- **WHAT TO PRODUCE**
Produce an exact copy of all the data below, dropping every image.

──────── ENTRIES SUPPLIED ────────

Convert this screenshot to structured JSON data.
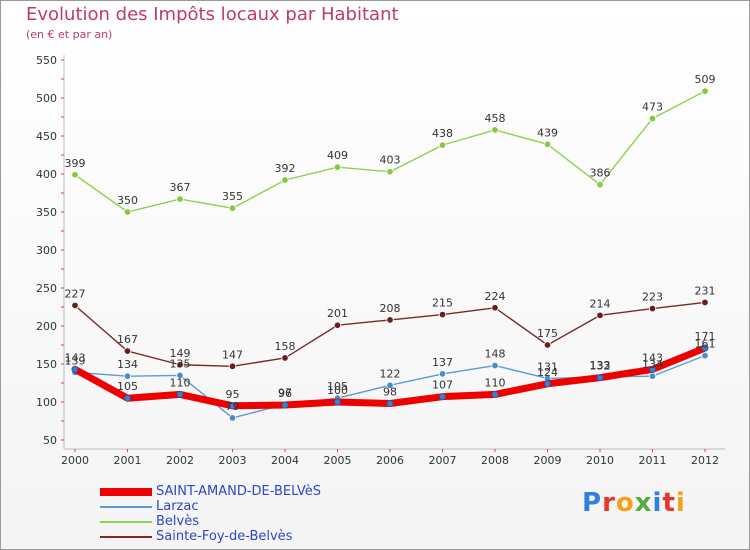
{
  "header": {
    "title": "Evolution des Impôts locaux par Habitant",
    "subtitle": "(en € et par an)"
  },
  "logo": {
    "text": "Proxiti",
    "colors": [
      "#2f7ee0",
      "#e8352b",
      "#f7a11a",
      "#4fae3c",
      "#2f7ee0",
      "#e8352b",
      "#f7a11a"
    ]
  },
  "chart_data": {
    "type": "line",
    "x": [
      "2000",
      "2001",
      "2002",
      "2003",
      "2004",
      "2005",
      "2006",
      "2007",
      "2008",
      "2009",
      "2010",
      "2011",
      "2012"
    ],
    "yticks": [
      "50",
      "100",
      "150",
      "200",
      "250",
      "300",
      "350",
      "400",
      "450",
      "500",
      "550"
    ],
    "ylim": [
      50,
      550
    ],
    "grid": false,
    "legend_position": "bottom-left",
    "series": [
      {
        "name": "Belvès",
        "color": "#8fd14f",
        "marker": "#86c93f",
        "values": [
          399,
          350,
          367,
          355,
          392,
          409,
          403,
          438,
          458,
          439,
          386,
          473,
          509
        ],
        "labels": [
          "399",
          "350",
          "367",
          "355",
          "392",
          "409",
          "403",
          "438",
          "458",
          "439",
          "386",
          "473",
          "509"
        ]
      },
      {
        "name": "Sainte-Foy-de-Belvès",
        "color": "#7a2a2a",
        "marker": "#6b1d1d",
        "values": [
          227,
          167,
          149,
          147,
          158,
          201,
          208,
          215,
          224,
          175,
          214,
          223,
          231
        ],
        "labels": [
          "227",
          "167",
          "149",
          "147",
          "158",
          "201",
          "208",
          "215",
          "224",
          "175",
          "214",
          "223",
          "231"
        ]
      },
      {
        "name": "Larzac",
        "color": "#5b9bd5",
        "marker": "#4a8ccc",
        "values": [
          139,
          134,
          135,
          79,
          97,
          105,
          122,
          137,
          148,
          131,
          133,
          134,
          161
        ],
        "labels": [
          "139",
          "134",
          "135",
          "79",
          "97",
          "105",
          "122",
          "137",
          "148",
          "131",
          "133",
          "134",
          "161"
        ]
      },
      {
        "name": "SAINT-AMAND-DE-BELVèS",
        "color": "#ee0000",
        "marker": "#3a7fd0",
        "values": [
          143,
          105,
          110,
          95,
          96,
          100,
          98,
          107,
          110,
          124,
          132,
          143,
          171
        ],
        "labels": [
          "143",
          "105",
          "110",
          "95",
          "96",
          "100",
          "98",
          "107",
          "110",
          "124",
          "132",
          "143",
          "171"
        ]
      }
    ],
    "legend": [
      {
        "name": "SAINT-AMAND-DE-BELVèS",
        "color": "#ee0000"
      },
      {
        "name": "Larzac",
        "color": "#5b9bd5"
      },
      {
        "name": "Belvès",
        "color": "#8fd14f"
      },
      {
        "name": "Sainte-Foy-de-Belvès",
        "color": "#7a2a2a"
      }
    ]
  }
}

────────

- **TASK ANSWER**
Convert this screenshot to structured JSON data.
{
  "header": {
    "title": "Evolution des Impôts locaux par Habitant",
    "subtitle": "(en € et par an)"
  },
  "logo": {
    "text": "Proxiti",
    "colors": [
      "#2f7ee0",
      "#e8352b",
      "#f7a11a",
      "#4fae3c",
      "#2f7ee0",
      "#e8352b",
      "#f7a11a"
    ]
  },
  "chart_data": {
    "type": "line",
    "x": [
      "2000",
      "2001",
      "2002",
      "2003",
      "2004",
      "2005",
      "2006",
      "2007",
      "2008",
      "2009",
      "2010",
      "2011",
      "2012"
    ],
    "yticks": [
      "50",
      "100",
      "150",
      "200",
      "250",
      "300",
      "350",
      "400",
      "450",
      "500",
      "550"
    ],
    "ylim": [
      50,
      550
    ],
    "grid": false,
    "legend_position": "bottom-left",
    "series": [
      {
        "name": "Belvès",
        "color": "#8fd14f",
        "marker": "#86c93f",
        "values": [
          399,
          350,
          367,
          355,
          392,
          409,
          403,
          438,
          458,
          439,
          386,
          473,
          509
        ],
        "labels": [
          "399",
          "350",
          "367",
          "355",
          "392",
          "409",
          "403",
          "438",
          "458",
          "439",
          "386",
          "473",
          "509"
        ]
      },
      {
        "name": "Sainte-Foy-de-Belvès",
        "color": "#7a2a2a",
        "marker": "#6b1d1d",
        "values": [
          227,
          167,
          149,
          147,
          158,
          201,
          208,
          215,
          224,
          175,
          214,
          223,
          231
        ],
        "labels": [
          "227",
          "167",
          "149",
          "147",
          "158",
          "201",
          "208",
          "215",
          "224",
          "175",
          "214",
          "223",
          "231"
        ]
      },
      {
        "name": "Larzac",
        "color": "#5b9bd5",
        "marker": "#4a8ccc",
        "values": [
          139,
          134,
          135,
          79,
          97,
          105,
          122,
          137,
          148,
          131,
          133,
          134,
          161
        ],
        "labels": [
          "139",
          "134",
          "135",
          "79",
          "97",
          "105",
          "122",
          "137",
          "148",
          "131",
          "133",
          "134",
          "161"
        ]
      },
      {
        "name": "SAINT-AMAND-DE-BELVèS",
        "color": "#ee0000",
        "marker": "#3a7fd0",
        "values": [
          143,
          105,
          110,
          95,
          96,
          100,
          98,
          107,
          110,
          124,
          132,
          143,
          171
        ],
        "labels": [
          "143",
          "105",
          "110",
          "95",
          "96",
          "100",
          "98",
          "107",
          "110",
          "124",
          "132",
          "143",
          "171"
        ]
      }
    ],
    "legend": [
      {
        "name": "SAINT-AMAND-DE-BELVèS",
        "color": "#ee0000"
      },
      {
        "name": "Larzac",
        "color": "#5b9bd5"
      },
      {
        "name": "Belvès",
        "color": "#8fd14f"
      },
      {
        "name": "Sainte-Foy-de-Belvès",
        "color": "#7a2a2a"
      }
    ]
  }
}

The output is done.